- Required task 1: Format part of the records below as a JSON list of strings, one string per line, leaving out blank lines. Start at the first line of the records and end after the line containing "Text: 25: 25 bbox=[162, 108, 176, 118]".

Narrow Linux symbol CRCs to 32 bits

Message ID 20221027140928.1480353-1-gprocida@google.com
State New
Headers
Series Narrow Linux symbol CRCs to 32 bits |

Commit Message

Giuliano Procida Oct. 27, 2022, 2:09 p.m. UTC
  MODVERSIONS CRCs are 32-bit hashes of strings representing C type
elements or typed symbols. The hash is calculated using a 32-bit CRC,
hence the name. The kernel module loading code (implicitly) truncates
any provided CRC value to 32 bits before comparing it with anything.

When support was added to libabigail, values up to 64 bits wide were
supported. Recently, Linux kernel builds have now started generating
ELF CRC symbols with 64-bit values (where the low 32 bits are the
CRC). Together this has resulted in incorrect CRCs in ABIs.

This change resolves the problem by narrowing libabigail's concept of
Linux CRC to 32 bits. No tests are affected.

	* include/abg-ir.h (elf_symbol::elf_symbol): Change CRC type
	from optional<uint64_t> to optional<uint32_t>.
	(elf_symbol::create): Likewise.
	(elf_symbol::get_crc): Likewise.
	(elf_symbol::set_crc): Likewise.

- Provided entries:
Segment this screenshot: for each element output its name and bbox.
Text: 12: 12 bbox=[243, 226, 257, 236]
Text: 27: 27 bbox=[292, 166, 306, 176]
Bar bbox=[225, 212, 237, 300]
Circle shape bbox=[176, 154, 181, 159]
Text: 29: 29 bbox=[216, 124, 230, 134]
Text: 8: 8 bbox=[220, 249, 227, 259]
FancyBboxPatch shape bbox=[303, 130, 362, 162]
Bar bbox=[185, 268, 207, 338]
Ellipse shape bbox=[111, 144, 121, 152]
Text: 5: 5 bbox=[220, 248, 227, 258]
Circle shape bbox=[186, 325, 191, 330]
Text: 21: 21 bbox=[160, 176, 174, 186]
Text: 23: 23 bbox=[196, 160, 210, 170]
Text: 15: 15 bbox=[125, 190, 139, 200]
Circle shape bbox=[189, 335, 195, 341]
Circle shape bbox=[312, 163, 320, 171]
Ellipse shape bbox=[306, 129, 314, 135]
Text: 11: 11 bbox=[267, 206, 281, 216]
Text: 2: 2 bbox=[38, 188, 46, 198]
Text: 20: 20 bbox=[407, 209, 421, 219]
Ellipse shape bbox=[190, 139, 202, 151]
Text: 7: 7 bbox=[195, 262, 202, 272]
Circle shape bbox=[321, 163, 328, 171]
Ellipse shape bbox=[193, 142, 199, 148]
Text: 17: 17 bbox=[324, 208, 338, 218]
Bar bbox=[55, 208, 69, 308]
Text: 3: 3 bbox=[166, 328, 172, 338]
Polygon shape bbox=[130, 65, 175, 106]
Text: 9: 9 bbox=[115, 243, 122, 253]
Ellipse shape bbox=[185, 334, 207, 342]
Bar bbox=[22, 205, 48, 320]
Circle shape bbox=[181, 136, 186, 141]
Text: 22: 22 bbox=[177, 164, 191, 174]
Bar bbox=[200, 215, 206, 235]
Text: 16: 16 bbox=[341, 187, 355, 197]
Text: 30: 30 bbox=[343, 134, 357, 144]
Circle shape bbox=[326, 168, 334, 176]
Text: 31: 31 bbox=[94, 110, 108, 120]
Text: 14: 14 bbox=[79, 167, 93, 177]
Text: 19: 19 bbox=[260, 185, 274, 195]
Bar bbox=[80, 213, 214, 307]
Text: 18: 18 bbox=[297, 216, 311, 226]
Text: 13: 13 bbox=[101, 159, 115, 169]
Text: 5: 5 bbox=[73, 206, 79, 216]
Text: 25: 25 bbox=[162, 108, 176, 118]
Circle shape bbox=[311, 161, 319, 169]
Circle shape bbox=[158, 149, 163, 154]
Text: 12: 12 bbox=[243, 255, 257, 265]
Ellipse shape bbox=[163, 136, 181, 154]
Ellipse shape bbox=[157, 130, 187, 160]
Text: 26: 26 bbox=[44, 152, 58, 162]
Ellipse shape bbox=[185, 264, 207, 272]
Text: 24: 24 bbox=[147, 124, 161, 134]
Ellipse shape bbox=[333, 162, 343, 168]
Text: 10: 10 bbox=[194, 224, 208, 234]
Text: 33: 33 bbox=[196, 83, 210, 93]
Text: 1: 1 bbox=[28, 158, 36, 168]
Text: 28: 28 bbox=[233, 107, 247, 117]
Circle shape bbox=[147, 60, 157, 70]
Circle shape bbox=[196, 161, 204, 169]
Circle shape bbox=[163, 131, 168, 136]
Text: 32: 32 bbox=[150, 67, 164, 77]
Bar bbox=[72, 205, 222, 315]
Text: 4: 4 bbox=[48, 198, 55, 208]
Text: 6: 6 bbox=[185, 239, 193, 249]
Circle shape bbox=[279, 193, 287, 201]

- Required task 2: Translate this sentence from the commit message into Spanish: "This change resolves the problem by narrowing libabigail's concept of Linux CRC to 32 bits."

- Full solution 1:
[
  "Segment this screenshot: for each element output its name and bbox.",
  "Text: 12: 12 bbox=[243, 226, 257, 236]",
  "Text: 27: 27 bbox=[292, 166, 306, 176]",
  "Bar bbox=[225, 212, 237, 300]",
  "Circle shape bbox=[176, 154, 181, 159]",
  "Text: 29: 29 bbox=[216, 124, 230, 134]",
  "Text: 8: 8 bbox=[220, 249, 227, 259]",
  "FancyBboxPatch shape bbox=[303, 130, 362, 162]",
  "Bar bbox=[185, 268, 207, 338]",
  "Ellipse shape bbox=[111, 144, 121, 152]",
  "Text: 5: 5 bbox=[220, 248, 227, 258]",
  "Circle shape bbox=[186, 325, 191, 330]",
  "Text: 21: 21 bbox=[160, 176, 174, 186]",
  "Text: 23: 23 bbox=[196, 160, 210, 170]",
  "Text: 15: 15 bbox=[125, 190, 139, 200]",
  "Circle shape bbox=[189, 335, 195, 341]",
  "Circle shape bbox=[312, 163, 320, 171]",
  "Ellipse shape bbox=[306, 129, 314, 135]",
  "Text: 11: 11 bbox=[267, 206, 281, 216]",
  "Text: 2: 2 bbox=[38, 188, 46, 198]",
  "Text: 20: 20 bbox=[407, 209, 421, 219]",
  "Ellipse shape bbox=[190, 139, 202, 151]",
  "Text: 7: 7 bbox=[195, 262, 202, 272]",
  "Circle shape bbox=[321, 163, 328, 171]",
  "Ellipse shape bbox=[193, 142, 199, 148]",
  "Text: 17: 17 bbox=[324, 208, 338, 218]",
  "Bar bbox=[55, 208, 69, 308]",
  "Text: 3: 3 bbox=[166, 328, 172, 338]",
  "Polygon shape bbox=[130, 65, 175, 106]",
  "Text: 9: 9 bbox=[115, 243, 122, 253]",
  "Ellipse shape bbox=[185, 334, 207, 342]",
  "Bar bbox=[22, 205, 48, 320]",
  "Circle shape bbox=[181, 136, 186, 141]",
  "Text: 22: 22 bbox=[177, 164, 191, 174]",
  "Bar bbox=[200, 215, 206, 235]",
  "Text: 16: 16 bbox=[341, 187, 355, 197]",
  "Text: 30: 30 bbox=[343, 134, 357, 144]",
  "Circle shape bbox=[326, 168, 334, 176]",
  "Text: 31: 31 bbox=[94, 110, 108, 120]",
  "Text: 14: 14 bbox=[79, 167, 93, 177]",
  "Text: 19: 19 bbox=[260, 185, 274, 195]",
  "Bar bbox=[80, 213, 214, 307]",
  "Text: 18: 18 bbox=[297, 216, 311, 226]",
  "Text: 13: 13 bbox=[101, 159, 115, 169]",
  "Text: 5: 5 bbox=[73, 206, 79, 216]",
  "Text: 25: 25 bbox=[162, 108, 176, 118]"
]

- Full solution 2: Este cambio resuelve el problema al reducir a 32 bits el concepto de CRC de Linux de libabigail.